--- Provided records ---
--- BEGIN ---

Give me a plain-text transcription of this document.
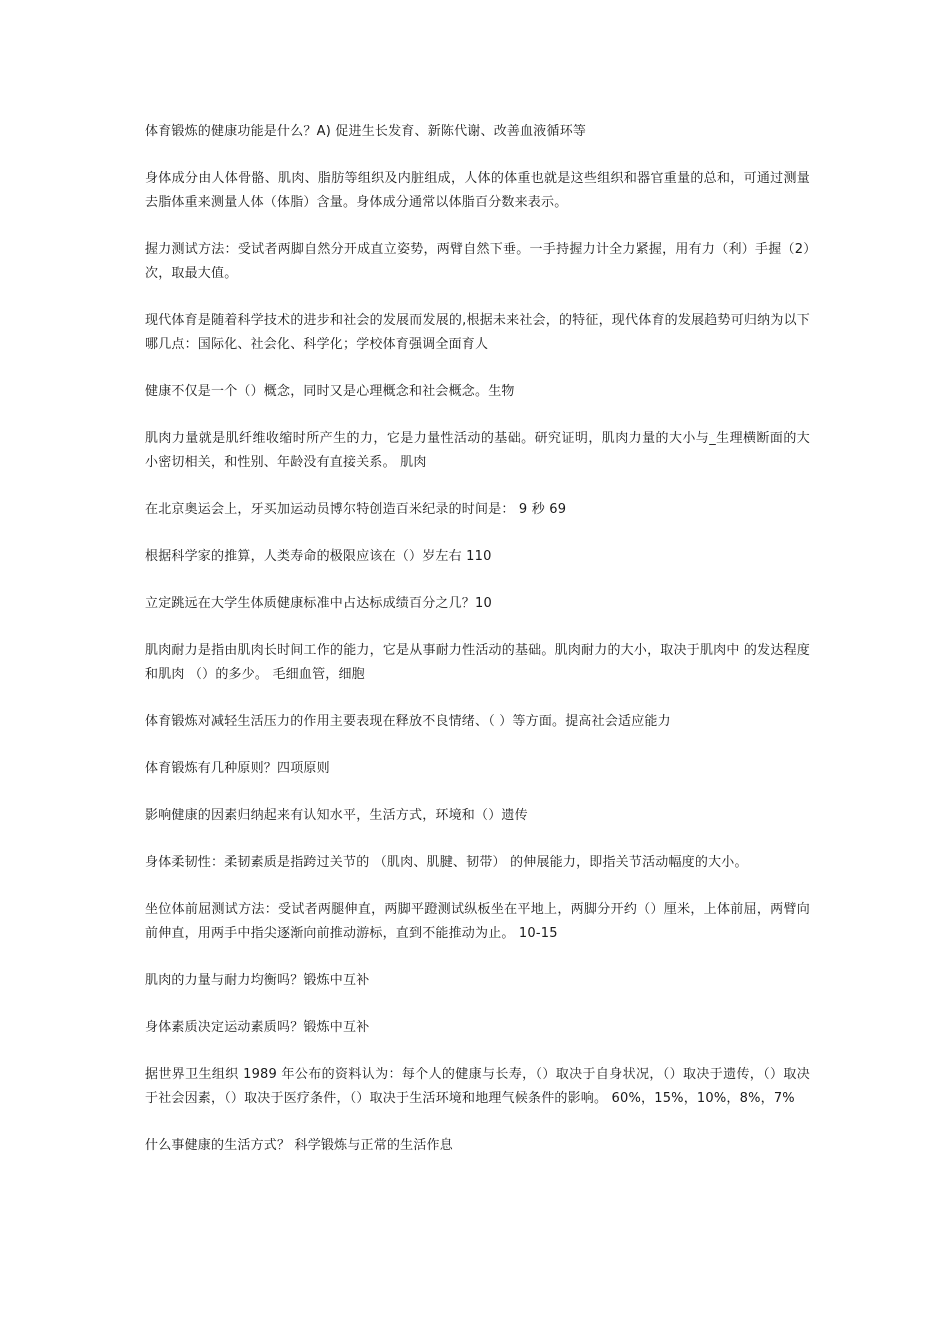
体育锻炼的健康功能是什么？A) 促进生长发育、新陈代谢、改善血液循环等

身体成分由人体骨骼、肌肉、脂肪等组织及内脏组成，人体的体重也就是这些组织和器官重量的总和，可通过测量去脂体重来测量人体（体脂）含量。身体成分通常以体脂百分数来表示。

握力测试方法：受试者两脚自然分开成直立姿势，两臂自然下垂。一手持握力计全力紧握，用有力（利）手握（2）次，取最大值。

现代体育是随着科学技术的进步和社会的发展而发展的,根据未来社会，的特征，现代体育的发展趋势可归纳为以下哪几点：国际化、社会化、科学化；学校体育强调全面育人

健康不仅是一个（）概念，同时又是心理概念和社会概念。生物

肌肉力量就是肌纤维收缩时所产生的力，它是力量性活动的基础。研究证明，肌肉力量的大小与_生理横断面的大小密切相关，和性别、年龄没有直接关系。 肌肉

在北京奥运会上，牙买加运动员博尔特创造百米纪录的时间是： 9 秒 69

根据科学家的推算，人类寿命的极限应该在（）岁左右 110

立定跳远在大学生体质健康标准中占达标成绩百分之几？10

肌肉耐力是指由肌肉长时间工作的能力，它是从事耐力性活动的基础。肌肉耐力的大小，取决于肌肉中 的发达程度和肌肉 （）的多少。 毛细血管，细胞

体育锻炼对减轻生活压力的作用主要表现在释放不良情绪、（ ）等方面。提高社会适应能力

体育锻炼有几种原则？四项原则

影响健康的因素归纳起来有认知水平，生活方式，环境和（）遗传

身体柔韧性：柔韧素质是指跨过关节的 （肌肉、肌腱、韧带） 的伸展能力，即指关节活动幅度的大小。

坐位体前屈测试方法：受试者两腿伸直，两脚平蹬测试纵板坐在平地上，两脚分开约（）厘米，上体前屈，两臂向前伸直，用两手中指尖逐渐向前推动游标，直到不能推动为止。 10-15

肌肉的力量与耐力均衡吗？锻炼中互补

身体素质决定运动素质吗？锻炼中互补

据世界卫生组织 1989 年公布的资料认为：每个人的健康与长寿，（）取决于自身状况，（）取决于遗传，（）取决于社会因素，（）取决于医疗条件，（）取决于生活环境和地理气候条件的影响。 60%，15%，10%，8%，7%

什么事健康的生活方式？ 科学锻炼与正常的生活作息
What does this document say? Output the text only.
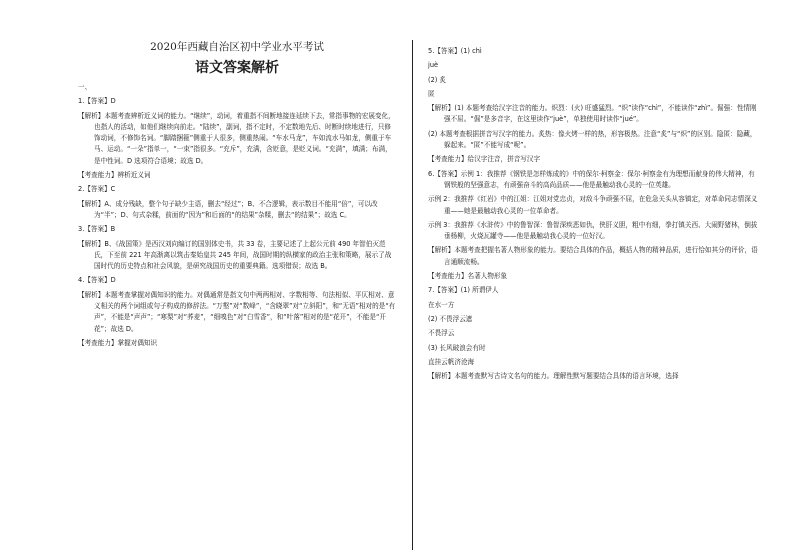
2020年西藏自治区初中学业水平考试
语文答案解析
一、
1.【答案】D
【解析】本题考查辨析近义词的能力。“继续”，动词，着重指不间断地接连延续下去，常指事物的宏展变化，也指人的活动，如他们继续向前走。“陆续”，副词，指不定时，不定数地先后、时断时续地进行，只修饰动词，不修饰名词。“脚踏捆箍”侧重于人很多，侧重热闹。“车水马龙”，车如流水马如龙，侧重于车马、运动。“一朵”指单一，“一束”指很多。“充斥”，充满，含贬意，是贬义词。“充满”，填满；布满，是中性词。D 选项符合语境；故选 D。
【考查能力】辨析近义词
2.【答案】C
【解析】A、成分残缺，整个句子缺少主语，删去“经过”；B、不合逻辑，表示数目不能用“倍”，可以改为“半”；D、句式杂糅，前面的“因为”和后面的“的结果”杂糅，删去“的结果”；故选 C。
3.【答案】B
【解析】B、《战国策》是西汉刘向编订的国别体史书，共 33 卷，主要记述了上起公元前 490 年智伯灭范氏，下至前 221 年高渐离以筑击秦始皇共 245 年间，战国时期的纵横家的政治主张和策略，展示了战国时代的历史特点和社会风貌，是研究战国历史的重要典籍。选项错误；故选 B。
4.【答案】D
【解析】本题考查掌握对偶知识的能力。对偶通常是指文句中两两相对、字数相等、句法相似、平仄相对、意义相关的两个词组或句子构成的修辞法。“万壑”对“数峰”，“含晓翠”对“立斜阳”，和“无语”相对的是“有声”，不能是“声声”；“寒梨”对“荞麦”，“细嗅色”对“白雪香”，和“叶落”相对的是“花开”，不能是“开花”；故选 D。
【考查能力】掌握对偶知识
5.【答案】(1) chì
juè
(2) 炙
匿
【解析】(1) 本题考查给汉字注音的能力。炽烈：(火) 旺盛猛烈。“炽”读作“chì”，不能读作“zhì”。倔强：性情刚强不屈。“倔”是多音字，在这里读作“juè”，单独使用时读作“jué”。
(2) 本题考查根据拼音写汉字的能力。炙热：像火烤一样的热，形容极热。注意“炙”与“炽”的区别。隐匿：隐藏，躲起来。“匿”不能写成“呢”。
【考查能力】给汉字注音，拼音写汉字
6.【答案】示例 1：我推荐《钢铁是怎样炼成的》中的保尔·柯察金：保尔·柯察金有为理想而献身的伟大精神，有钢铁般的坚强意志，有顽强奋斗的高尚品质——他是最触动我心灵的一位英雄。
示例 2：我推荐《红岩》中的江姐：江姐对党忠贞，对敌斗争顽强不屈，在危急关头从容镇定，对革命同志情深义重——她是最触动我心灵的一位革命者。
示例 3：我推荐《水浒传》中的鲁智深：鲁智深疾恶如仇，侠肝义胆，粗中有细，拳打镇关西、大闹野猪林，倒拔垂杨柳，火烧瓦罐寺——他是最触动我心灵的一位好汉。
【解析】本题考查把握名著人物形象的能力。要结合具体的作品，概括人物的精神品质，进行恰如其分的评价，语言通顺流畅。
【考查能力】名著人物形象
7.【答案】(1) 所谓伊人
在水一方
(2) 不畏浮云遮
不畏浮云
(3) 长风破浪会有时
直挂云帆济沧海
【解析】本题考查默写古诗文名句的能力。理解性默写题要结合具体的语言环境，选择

--- END ---

--- Task to complete ---
Skip the pictures; extract only the lines from the line with "What does this" through the final line of the material, exactly as they appear.

--- Written response ---
What does this document say? Output the text only.
2020年西藏自治区初中学业水平考试
语文答案解析
一、
1.【答案】D
【解析】本题考查辨析近义词的能力。“继续”，动词，着重指不间断地接连延续下去，常指事物的宏展变化，也指人的活动，如他们继续向前走。“陆续”，副词，指不定时，不定数地先后、时断时续地进行，只修饰动词，不修饰名词。“脚踏捆箍”侧重于人很多，侧重热闹。“车水马龙”，车如流水马如龙，侧重于车马、运动。“一朵”指单一，“一束”指很多。“充斥”，充满，含贬意，是贬义词。“充满”，填满；布满，是中性词。D 选项符合语境；故选 D。
【考查能力】辨析近义词
2.【答案】C
【解析】A、成分残缺，整个句子缺少主语，删去“经过”；B、不合逻辑，表示数目不能用“倍”，可以改为“半”；D、句式杂糅，前面的“因为”和后面的“的结果”杂糅，删去“的结果”；故选 C。
3.【答案】B
【解析】B、《战国策》是西汉刘向编订的国别体史书，共 33 卷，主要记述了上起公元前 490 年智伯灭范氏，下至前 221 年高渐离以筑击秦始皇共 245 年间，战国时期的纵横家的政治主张和策略，展示了战国时代的历史特点和社会风貌，是研究战国历史的重要典籍。选项错误；故选 B。
4.【答案】D
【解析】本题考查掌握对偶知识的能力。对偶通常是指文句中两两相对、字数相等、句法相似、平仄相对、意义相关的两个词组或句子构成的修辞法。“万壑”对“数峰”，“含晓翠”对“立斜阳”，和“无语”相对的是“有声”，不能是“声声”；“寒梨”对“荞麦”，“细嗅色”对“白雪香”，和“叶落”相对的是“花开”，不能是“开花”；故选 D。
【考查能力】掌握对偶知识
5.【答案】(1) chì
juè
(2) 炙
匿
【解析】(1) 本题考查给汉字注音的能力。炽烈：(火) 旺盛猛烈。“炽”读作“chì”，不能读作“zhì”。倔强：性情刚强不屈。“倔”是多音字，在这里读作“juè”，单独使用时读作“jué”。
(2) 本题考查根据拼音写汉字的能力。炙热：像火烤一样的热，形容极热。注意“炙”与“炽”的区别。隐匿：隐藏，躲起来。“匿”不能写成“呢”。
【考查能力】给汉字注音，拼音写汉字
6.【答案】示例 1：我推荐《钢铁是怎样炼成的》中的保尔·柯察金：保尔·柯察金有为理想而献身的伟大精神，有钢铁般的坚强意志，有顽强奋斗的高尚品质——他是最触动我心灵的一位英雄。
示例 2：我推荐《红岩》中的江姐：江姐对党忠贞，对敌斗争顽强不屈，在危急关头从容镇定，对革命同志情深义重——她是最触动我心灵的一位革命者。
示例 3：我推荐《水浒传》中的鲁智深：鲁智深疾恶如仇，侠肝义胆，粗中有细，拳打镇关西、大闹野猪林，倒拔垂杨柳，火烧瓦罐寺——他是最触动我心灵的一位好汉。
【解析】本题考查把握名著人物形象的能力。要结合具体的作品，概括人物的精神品质，进行恰如其分的评价，语言通顺流畅。
【考查能力】名著人物形象
7.【答案】(1) 所谓伊人
在水一方
(2) 不畏浮云遮
不畏浮云
(3) 长风破浪会有时
直挂云帆济沧海
【解析】本题考查默写古诗文名句的能力。理解性默写题要结合具体的语言环境，选择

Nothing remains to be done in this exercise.